Required work: Output each entry exactly; skip nothing.

Material for this exercise:
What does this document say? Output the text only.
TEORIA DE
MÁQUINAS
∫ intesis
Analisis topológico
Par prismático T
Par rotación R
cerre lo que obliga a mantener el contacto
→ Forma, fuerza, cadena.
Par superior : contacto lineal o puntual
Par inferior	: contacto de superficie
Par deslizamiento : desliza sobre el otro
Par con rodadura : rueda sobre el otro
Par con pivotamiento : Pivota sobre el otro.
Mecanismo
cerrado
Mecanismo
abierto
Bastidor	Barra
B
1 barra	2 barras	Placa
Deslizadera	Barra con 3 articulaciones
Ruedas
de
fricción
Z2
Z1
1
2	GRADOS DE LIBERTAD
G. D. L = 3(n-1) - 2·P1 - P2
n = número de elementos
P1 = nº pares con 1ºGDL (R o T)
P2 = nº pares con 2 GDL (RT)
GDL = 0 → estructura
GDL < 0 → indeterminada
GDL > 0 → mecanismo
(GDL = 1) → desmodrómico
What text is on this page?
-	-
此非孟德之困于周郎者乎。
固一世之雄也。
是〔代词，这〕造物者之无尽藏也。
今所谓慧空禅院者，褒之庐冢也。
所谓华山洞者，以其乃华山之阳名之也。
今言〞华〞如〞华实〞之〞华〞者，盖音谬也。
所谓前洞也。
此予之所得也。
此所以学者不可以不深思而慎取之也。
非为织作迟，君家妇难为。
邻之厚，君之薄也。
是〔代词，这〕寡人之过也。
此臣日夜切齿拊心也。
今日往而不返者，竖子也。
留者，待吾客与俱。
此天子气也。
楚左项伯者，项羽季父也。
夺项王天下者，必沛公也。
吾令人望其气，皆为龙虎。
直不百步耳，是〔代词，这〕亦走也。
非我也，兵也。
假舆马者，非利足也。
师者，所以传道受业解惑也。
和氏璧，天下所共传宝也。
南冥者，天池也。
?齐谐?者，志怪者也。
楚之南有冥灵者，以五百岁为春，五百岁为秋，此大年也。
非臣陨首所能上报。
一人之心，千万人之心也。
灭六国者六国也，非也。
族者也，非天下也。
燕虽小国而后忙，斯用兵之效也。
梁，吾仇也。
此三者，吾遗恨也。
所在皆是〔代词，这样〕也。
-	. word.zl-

Written solution:
What does this document say? Output the text only.
TEORIA DE
MÁQUINAS
∫ intesis
Analisis topológico
Par prismático T
Par rotación R
cerre lo que obliga a mantener el contacto
→ Forma, fuerza, cadena.
Par superior : contacto lineal o puntual
Par inferior	: contacto de superficie
Par deslizamiento : desliza sobre el otro
Par con rodadura : rueda sobre el otro
Par con pivotamiento : Pivota sobre el otro.
Mecanismo
cerrado
Mecanismo
abierto
Bastidor	Barra
B
1 barra	2 barras	Placa
Deslizadera	Barra con 3 articulaciones
Ruedas
de
fricción
Z2
Z1
1
2	GRADOS DE LIBERTAD
G. D. L = 3(n-1) - 2·P1 - P2
n = número de elementos
P1 = nº pares con 1ºGDL (R o T)
P2 = nº pares con 2 GDL (RT)
GDL = 0 → estructura
GDL < 0 → indeterminada
GDL > 0 → mecanismo
(GDL = 1) → desmodrómico
What text is on this page?
-	-
此非孟德之困于周郎者乎。
固一世之雄也。
是〔代词，这〕造物者之无尽藏也。
今所谓慧空禅院者，褒之庐冢也。
所谓华山洞者，以其乃华山之阳名之也。
今言〞华〞如〞华实〞之〞华〞者，盖音谬也。
所谓前洞也。
此予之所得也。
此所以学者不可以不深思而慎取之也。
非为织作迟，君家妇难为。
邻之厚，君之薄也。
是〔代词，这〕寡人之过也。
此臣日夜切齿拊心也。
今日往而不返者，竖子也。
留者，待吾客与俱。
此天子气也。
楚左项伯者，项羽季父也。
夺项王天下者，必沛公也。
吾令人望其气，皆为龙虎。
直不百步耳，是〔代词，这〕亦走也。
非我也，兵也。
假舆马者，非利足也。
师者，所以传道受业解惑也。
和氏璧，天下所共传宝也。
南冥者，天池也。
?齐谐?者，志怪者也。
楚之南有冥灵者，以五百岁为春，五百岁为秋，此大年也。
非臣陨首所能上报。
一人之心，千万人之心也。
灭六国者六国也，非也。
族者也，非天下也。
燕虽小国而后忙，斯用兵之效也。
梁，吾仇也。
此三者，吾遗恨也。
所在皆是〔代词，这样〕也。
-	. word.zl-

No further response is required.